Stored records
^^^^^^^^^^^^^^^^
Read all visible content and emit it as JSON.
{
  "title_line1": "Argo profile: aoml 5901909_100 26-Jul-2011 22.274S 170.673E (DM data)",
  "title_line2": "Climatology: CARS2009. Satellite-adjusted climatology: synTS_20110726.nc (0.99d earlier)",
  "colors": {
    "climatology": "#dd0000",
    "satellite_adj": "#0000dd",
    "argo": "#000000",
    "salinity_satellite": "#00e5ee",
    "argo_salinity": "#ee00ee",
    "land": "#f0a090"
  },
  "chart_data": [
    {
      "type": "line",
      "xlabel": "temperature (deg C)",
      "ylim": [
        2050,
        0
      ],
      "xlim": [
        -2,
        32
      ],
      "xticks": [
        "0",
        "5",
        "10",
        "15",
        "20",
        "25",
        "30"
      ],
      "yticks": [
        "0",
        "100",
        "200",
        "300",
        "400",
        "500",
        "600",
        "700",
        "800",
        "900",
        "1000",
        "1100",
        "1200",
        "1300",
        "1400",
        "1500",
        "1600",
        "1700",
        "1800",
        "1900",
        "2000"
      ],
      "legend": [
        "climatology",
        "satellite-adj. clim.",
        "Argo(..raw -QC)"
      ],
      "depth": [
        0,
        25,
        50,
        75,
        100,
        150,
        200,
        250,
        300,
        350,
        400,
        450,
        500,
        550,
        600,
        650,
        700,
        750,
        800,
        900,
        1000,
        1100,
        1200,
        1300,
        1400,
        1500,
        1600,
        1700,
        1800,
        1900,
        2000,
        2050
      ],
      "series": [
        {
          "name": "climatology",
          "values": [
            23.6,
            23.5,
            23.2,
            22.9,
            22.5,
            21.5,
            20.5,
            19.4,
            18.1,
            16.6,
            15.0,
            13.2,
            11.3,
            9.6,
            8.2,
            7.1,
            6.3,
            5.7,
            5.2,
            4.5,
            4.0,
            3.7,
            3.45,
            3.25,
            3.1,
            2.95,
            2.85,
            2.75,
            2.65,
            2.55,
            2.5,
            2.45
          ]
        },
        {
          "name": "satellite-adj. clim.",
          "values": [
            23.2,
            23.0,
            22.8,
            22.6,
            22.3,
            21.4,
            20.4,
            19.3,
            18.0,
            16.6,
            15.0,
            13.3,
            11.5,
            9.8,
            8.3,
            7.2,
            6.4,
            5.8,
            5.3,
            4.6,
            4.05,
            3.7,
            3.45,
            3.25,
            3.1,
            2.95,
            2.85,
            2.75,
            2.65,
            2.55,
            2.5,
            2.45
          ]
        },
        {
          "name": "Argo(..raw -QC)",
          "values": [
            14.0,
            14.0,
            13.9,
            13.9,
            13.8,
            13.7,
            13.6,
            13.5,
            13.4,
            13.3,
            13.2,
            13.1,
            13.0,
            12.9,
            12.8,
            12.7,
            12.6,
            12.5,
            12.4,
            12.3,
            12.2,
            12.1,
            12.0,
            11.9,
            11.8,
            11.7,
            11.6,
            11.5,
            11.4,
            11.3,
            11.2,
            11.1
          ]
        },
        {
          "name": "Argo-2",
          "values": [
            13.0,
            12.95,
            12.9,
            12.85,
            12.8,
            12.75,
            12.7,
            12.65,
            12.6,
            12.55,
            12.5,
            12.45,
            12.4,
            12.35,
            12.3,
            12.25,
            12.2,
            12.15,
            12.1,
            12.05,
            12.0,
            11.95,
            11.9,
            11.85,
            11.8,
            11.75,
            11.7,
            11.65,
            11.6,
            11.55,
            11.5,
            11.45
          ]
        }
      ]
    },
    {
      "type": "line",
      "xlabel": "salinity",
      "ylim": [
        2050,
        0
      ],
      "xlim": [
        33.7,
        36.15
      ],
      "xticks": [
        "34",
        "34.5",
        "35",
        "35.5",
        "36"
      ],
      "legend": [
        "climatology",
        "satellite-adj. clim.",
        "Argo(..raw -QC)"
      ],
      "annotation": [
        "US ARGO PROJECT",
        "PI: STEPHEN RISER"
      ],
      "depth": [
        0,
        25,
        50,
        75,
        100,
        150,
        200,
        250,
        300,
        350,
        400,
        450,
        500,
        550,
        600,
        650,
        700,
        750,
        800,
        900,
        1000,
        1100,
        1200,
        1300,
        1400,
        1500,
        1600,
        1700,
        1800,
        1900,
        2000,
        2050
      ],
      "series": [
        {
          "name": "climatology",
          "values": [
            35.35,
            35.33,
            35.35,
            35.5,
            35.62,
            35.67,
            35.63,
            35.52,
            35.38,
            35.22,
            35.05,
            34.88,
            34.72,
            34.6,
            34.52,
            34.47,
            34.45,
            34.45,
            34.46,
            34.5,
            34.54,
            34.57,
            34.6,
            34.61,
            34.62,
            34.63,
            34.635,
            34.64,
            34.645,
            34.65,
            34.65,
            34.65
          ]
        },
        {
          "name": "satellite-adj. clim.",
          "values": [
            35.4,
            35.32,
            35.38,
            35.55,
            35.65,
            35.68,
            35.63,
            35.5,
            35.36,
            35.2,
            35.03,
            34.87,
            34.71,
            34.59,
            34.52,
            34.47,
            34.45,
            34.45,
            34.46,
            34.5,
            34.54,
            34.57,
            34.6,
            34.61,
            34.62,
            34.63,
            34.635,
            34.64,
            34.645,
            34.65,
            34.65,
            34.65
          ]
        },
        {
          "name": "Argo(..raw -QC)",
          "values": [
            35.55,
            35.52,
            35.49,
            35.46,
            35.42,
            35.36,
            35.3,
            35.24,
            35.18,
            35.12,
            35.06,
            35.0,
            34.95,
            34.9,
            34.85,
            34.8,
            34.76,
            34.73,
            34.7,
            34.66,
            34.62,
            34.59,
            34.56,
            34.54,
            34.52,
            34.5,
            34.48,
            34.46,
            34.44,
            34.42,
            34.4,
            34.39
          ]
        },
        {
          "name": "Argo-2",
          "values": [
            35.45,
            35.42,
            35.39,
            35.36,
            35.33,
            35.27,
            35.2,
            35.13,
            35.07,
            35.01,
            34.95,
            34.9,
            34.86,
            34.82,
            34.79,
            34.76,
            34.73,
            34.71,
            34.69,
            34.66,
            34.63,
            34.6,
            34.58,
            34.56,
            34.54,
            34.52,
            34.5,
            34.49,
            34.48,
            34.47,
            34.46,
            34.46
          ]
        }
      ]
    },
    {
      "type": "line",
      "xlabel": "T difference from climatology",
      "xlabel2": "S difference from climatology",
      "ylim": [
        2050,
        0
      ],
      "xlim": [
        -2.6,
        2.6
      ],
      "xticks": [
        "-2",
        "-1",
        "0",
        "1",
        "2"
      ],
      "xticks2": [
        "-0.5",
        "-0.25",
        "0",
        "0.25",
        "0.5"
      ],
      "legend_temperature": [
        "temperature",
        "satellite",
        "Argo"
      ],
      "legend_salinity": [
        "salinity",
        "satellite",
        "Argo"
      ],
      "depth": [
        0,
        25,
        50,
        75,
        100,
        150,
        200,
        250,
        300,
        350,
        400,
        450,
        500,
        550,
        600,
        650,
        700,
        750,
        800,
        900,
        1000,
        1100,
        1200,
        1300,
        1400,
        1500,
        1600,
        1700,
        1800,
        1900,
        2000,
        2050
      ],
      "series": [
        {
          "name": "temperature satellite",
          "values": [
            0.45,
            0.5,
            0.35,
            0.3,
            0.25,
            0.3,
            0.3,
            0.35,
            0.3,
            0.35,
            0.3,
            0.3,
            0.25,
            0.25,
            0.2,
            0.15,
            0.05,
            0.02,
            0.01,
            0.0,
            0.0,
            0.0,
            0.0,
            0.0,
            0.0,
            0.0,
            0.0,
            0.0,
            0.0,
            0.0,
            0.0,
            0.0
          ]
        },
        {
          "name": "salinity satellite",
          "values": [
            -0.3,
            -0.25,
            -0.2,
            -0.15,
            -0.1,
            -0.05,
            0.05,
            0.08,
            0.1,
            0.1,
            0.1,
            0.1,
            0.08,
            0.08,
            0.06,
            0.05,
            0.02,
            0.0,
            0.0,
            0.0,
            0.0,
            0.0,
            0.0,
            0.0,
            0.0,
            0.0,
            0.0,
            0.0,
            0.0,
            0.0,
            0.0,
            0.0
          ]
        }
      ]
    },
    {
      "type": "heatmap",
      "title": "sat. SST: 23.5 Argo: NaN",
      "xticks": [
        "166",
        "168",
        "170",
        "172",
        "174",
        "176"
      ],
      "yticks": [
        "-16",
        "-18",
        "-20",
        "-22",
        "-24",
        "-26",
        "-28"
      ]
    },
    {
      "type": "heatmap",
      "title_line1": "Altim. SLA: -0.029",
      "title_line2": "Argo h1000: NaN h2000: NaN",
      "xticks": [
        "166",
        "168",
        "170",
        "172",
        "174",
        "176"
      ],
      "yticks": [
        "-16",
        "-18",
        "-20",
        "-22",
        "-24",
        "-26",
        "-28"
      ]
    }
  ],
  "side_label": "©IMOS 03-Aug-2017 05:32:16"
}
^^^^^^^^^^^^^^^^
Aim :: Copy every line in the listing above where the string "from" turns up.

Correct output ::
      "xlabel": "T difference from climatology",
      "xlabel2": "S difference from climatology",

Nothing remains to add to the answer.